— start of RECORDS —

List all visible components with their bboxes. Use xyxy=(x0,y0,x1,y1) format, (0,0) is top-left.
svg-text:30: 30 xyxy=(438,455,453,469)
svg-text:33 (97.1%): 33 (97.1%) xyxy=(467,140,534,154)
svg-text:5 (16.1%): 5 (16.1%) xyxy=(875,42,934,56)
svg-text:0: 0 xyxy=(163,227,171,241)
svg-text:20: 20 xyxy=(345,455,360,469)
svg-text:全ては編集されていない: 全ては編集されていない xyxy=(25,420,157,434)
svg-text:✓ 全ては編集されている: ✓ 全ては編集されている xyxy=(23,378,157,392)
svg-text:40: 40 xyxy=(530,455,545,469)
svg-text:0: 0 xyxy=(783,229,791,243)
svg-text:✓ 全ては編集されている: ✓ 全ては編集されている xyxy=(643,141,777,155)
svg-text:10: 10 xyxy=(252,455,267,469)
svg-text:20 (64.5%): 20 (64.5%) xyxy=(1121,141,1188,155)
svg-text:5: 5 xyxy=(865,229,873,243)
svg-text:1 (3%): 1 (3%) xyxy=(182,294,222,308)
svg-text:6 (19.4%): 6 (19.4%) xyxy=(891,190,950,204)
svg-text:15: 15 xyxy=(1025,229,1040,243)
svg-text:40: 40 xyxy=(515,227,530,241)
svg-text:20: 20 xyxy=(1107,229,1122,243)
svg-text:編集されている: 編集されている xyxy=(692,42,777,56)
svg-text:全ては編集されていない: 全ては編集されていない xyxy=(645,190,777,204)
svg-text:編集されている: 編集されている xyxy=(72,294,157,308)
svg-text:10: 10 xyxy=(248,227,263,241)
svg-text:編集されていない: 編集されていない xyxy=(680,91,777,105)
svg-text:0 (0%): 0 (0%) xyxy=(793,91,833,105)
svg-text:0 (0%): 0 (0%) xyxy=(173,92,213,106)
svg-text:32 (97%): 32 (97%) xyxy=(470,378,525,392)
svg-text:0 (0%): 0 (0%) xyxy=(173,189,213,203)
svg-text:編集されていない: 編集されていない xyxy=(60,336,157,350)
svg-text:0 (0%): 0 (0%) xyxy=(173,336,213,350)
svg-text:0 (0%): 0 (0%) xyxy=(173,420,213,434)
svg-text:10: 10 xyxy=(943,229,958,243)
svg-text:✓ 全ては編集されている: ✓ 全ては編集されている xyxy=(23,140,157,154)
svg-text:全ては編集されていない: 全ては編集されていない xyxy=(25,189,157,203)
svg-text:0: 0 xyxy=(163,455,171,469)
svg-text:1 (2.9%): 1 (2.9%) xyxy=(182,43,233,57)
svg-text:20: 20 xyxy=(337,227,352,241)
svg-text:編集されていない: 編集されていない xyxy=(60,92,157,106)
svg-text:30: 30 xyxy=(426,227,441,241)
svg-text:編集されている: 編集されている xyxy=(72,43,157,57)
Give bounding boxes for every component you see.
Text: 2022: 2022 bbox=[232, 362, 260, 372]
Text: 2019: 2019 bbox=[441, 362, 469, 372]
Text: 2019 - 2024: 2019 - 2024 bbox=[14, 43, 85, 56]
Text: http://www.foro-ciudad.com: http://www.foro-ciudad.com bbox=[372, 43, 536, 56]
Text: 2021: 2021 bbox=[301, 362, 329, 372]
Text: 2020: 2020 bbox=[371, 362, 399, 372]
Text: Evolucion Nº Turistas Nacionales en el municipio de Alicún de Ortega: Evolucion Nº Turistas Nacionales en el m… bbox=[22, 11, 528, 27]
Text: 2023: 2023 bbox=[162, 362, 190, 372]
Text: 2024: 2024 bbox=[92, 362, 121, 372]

— end of RECORDS —

WORK INSTRUCTIONS =>
Lay out all the rows above as a Markdown table with two columns, No. and Row text, numbering each row and leaving out any blank lines.

ANSWER TO THIS TASK =>
| No. | Row text |
|---|---|
| 1 | List all visible components with their bboxes. Use xyxy=(x0,y0,x1,y1) format, (0,0) is top-left. |
| 2 | svg-text:30: 30 xyxy=(438,455,453,469) |
| 3 | svg-text:33 (97.1%): 33 (97.1%) xyxy=(467,140,534,154) |
| 4 | svg-text:5 (16.1%): 5 (16.1%) xyxy=(875,42,934,56) |
| 5 | svg-text:0: 0 xyxy=(163,227,171,241) |
| 6 | svg-text:20: 20 xyxy=(345,455,360,469) |
| 7 | svg-text:全ては編集されていない: 全ては編集されていない xyxy=(25,420,157,434) |
| 8 | svg-text:✓ 全ては編集されている: ✓ 全ては編集されている xyxy=(23,378,157,392) |
| 9 | svg-text:40: 40 xyxy=(530,455,545,469) |
| 10 | svg-text:0: 0 xyxy=(783,229,791,243) |
| 11 | svg-text:✓ 全ては編集されている: ✓ 全ては編集されている xyxy=(643,141,777,155) |
| 12 | svg-text:10: 10 xyxy=(252,455,267,469) |
| 13 | svg-text:20 (64.5%): 20 (64.5%) xyxy=(1121,141,1188,155) |
| 14 | svg-text:5: 5 xyxy=(865,229,873,243) |
| 15 | svg-text:1 (3%): 1 (3%) xyxy=(182,294,222,308) |
| 16 | svg-text:6 (19.4%): 6 (19.4%) xyxy=(891,190,950,204) |
| 17 | svg-text:15: 15 xyxy=(1025,229,1040,243) |
| 18 | svg-text:40: 40 xyxy=(515,227,530,241) |
| 19 | svg-text:20: 20 xyxy=(1107,229,1122,243) |
| 20 | svg-text:編集されている: 編集されている xyxy=(692,42,777,56) |
| 21 | svg-text:全ては編集されていない: 全ては編集されていない xyxy=(645,190,777,204) |
| 22 | svg-text:編集されている: 編集されている xyxy=(72,294,157,308) |
| 23 | svg-text:10: 10 xyxy=(248,227,263,241) |
| 24 | svg-text:編集されていない: 編集されていない xyxy=(680,91,777,105) |
| 25 | svg-text:0 (0%): 0 (0%) xyxy=(793,91,833,105) |
| 26 | svg-text:0 (0%): 0 (0%) xyxy=(173,92,213,106) |
| 27 | svg-text:32 (97%): 32 (97%) xyxy=(470,378,525,392) |
| 28 | svg-text:0 (0%): 0 (0%) xyxy=(173,189,213,203) |
| 29 | svg-text:編集されていない: 編集されていない xyxy=(60,336,157,350) |
| 30 | svg-text:0 (0%): 0 (0%) xyxy=(173,336,213,350) |
| 31 | svg-text:0 (0%): 0 (0%) xyxy=(173,420,213,434) |
| 32 | svg-text:10: 10 xyxy=(943,229,958,243) |
| 33 | svg-text:✓ 全ては編集されている: ✓ 全ては編集されている xyxy=(23,140,157,154) |
| 34 | svg-text:全ては編集されていない: 全ては編集されていない xyxy=(25,189,157,203) |
| 35 | svg-text:0: 0 xyxy=(163,455,171,469) |
| 36 | svg-text:1 (2.9%): 1 (2.9%) xyxy=(182,43,233,57) |
| 37 | svg-text:20: 20 xyxy=(337,227,352,241) |
| 38 | svg-text:編集されていない: 編集されていない xyxy=(60,92,157,106) |
| 39 | svg-text:30: 30 xyxy=(426,227,441,241) |
| 40 | svg-text:編集されている: 編集されている xyxy=(72,43,157,57) |
| 41 | Give bounding boxes for every component you see. |
| 42 | Text: 2022: 2022 bbox=[232, 362, 260, 372] |
| 43 | Text: 2019: 2019 bbox=[441, 362, 469, 372] |
| 44 | Text: 2019 - 2024: 2019 - 2024 bbox=[14, 43, 85, 56] |
| 45 | Text: http://www.foro-ciudad.com: http://www.foro-ciudad.com bbox=[372, 43, 536, 56] |
| 46 | Text: 2021: 2021 bbox=[301, 362, 329, 372] |
| 47 | Text: 2020: 2020 bbox=[371, 362, 399, 372] |
| 48 | Text: Evolucion Nº Turistas Nacionales en el municipio de Alicún de Ortega: Evolucion Nº Turistas Nacionales en el m… bbox=[22, 11, 528, 27] |
| 49 | Text: 2023: 2023 bbox=[162, 362, 190, 372] |
| 50 | Text: 2024: 2024 bbox=[92, 362, 121, 372] |